§ **Written task**:
Output every entry exactly as written, but omit the pictures.

§ **Records for processing**:
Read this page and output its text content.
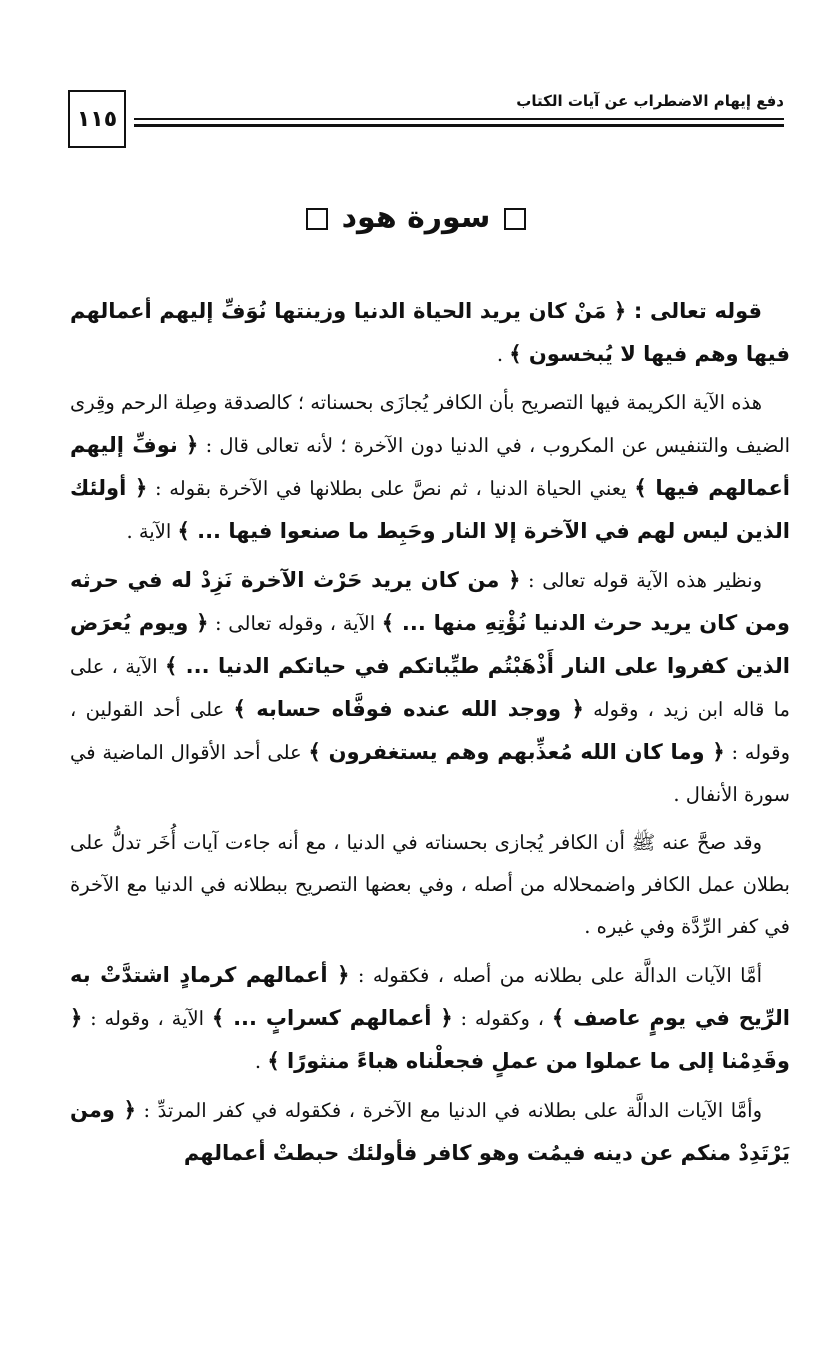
١١٥
دفع إيهام الاضطراب عن آيات الكتاب
سورة هود

قوله تعالى : ﴿ مَنْ كان يريد الحياة الدنيا وزينتها نُوَفِّ إليهم أعمالهم فيها وهم فيها لا يُبخسون ﴾ .

هذه الآية الكريمة فيها التصريح بأن الكافر يُجازَى بحسناته ؛ كالصدقة وصِلة الرحم وقِرى الضيف والتنفيس عن المكروب ، في الدنيا دون الآخرة ؛ لأنه تعالى قال : ﴿ نوفِّ إليهم أعمالهم فيها ﴾ يعني الحياة الدنيا ، ثم نصَّ على بطلانها في الآخرة بقوله : ﴿ أولئك الذين ليس لهم في الآخرة إلا النار وحَبِط ما صنعوا فيها ... ﴾ الآية .

ونظير هذه الآية قوله تعالى : ﴿ من كان يريد حَرْث الآخرة نَزِدْ له في حرثه ومن كان يريد حرث الدنيا نُؤْتِهِ منها ... ﴾ الآية ، وقوله تعالى : ﴿ ويوم يُعرَض الذين كفروا على النار أَذْهَبْتُم طيِّباتكم في حياتكم الدنيا ... ﴾ الآية ، على ما قاله ابن زيد ، وقوله ﴿ ووجد الله عنده فوفَّاه حسابه ﴾ على أحد القولين ، وقوله : ﴿ وما كان الله مُعذِّبهم وهم يستغفرون ﴾ على أحد الأقوال الماضية في سورة الأنفال .

وقد صحَّ عنه ﷺ أن الكافر يُجازى بحسناته في الدنيا ، مع أنه جاءت آيات أُخَر تدلُّ على بطلان عمل الكافر واضمحلاله من أصله ، وفي بعضها التصريح ببطلانه في الدنيا مع الآخرة في كفر الرِّدَّة وفي غيره .

أمَّا الآيات الدالَّة على بطلانه من أصله ، فكقوله : ﴿ أعمالهم كرمادٍ اشتدَّتْ به الرِّيح في يومٍ عاصف ﴾ ، وكقوله : ﴿ أعمالهم كسرابٍ ... ﴾ الآية ، وقوله : ﴿ وقَدِمْنا إلى ما عملوا من عملٍ فجعلْناه هباءً منثورًا ﴾ .

وأمَّا الآيات الدالَّة على بطلانه في الدنيا مع الآخرة ، فكقوله في كفر المرتدِّ : ﴿ ومن يَرْتَدِدْ منكم عن دينه فيمُت وهو كافر فأولئك حبطتْ أعمالهم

§ **Answer to this problem**:
Read this page and output its text content.
١١٥
دفع إيهام الاضطراب عن آيات الكتاب
سورة هود

قوله تعالى : ﴿ مَنْ كان يريد الحياة الدنيا وزينتها نُوَفِّ إليهم أعمالهم فيها وهم فيها لا يُبخسون ﴾ .

هذه الآية الكريمة فيها التصريح بأن الكافر يُجازَى بحسناته ؛ كالصدقة وصِلة الرحم وقِرى الضيف والتنفيس عن المكروب ، في الدنيا دون الآخرة ؛ لأنه تعالى قال : ﴿ نوفِّ إليهم أعمالهم فيها ﴾ يعني الحياة الدنيا ، ثم نصَّ على بطلانها في الآخرة بقوله : ﴿ أولئك الذين ليس لهم في الآخرة إلا النار وحَبِط ما صنعوا فيها ... ﴾ الآية .

ونظير هذه الآية قوله تعالى : ﴿ من كان يريد حَرْث الآخرة نَزِدْ له في حرثه ومن كان يريد حرث الدنيا نُؤْتِهِ منها ... ﴾ الآية ، وقوله تعالى : ﴿ ويوم يُعرَض الذين كفروا على النار أَذْهَبْتُم طيِّباتكم في حياتكم الدنيا ... ﴾ الآية ، على ما قاله ابن زيد ، وقوله ﴿ ووجد الله عنده فوفَّاه حسابه ﴾ على أحد القولين ، وقوله : ﴿ وما كان الله مُعذِّبهم وهم يستغفرون ﴾ على أحد الأقوال الماضية في سورة الأنفال .

وقد صحَّ عنه ﷺ أن الكافر يُجازى بحسناته في الدنيا ، مع أنه جاءت آيات أُخَر تدلُّ على بطلان عمل الكافر واضمحلاله من أصله ، وفي بعضها التصريح ببطلانه في الدنيا مع الآخرة في كفر الرِّدَّة وفي غيره .

أمَّا الآيات الدالَّة على بطلانه من أصله ، فكقوله : ﴿ أعمالهم كرمادٍ اشتدَّتْ به الرِّيح في يومٍ عاصف ﴾ ، وكقوله : ﴿ أعمالهم كسرابٍ ... ﴾ الآية ، وقوله : ﴿ وقَدِمْنا إلى ما عملوا من عملٍ فجعلْناه هباءً منثورًا ﴾ .

وأمَّا الآيات الدالَّة على بطلانه في الدنيا مع الآخرة ، فكقوله في كفر المرتدِّ : ﴿ ومن يَرْتَدِدْ منكم عن دينه فيمُت وهو كافر فأولئك حبطتْ أعمالهم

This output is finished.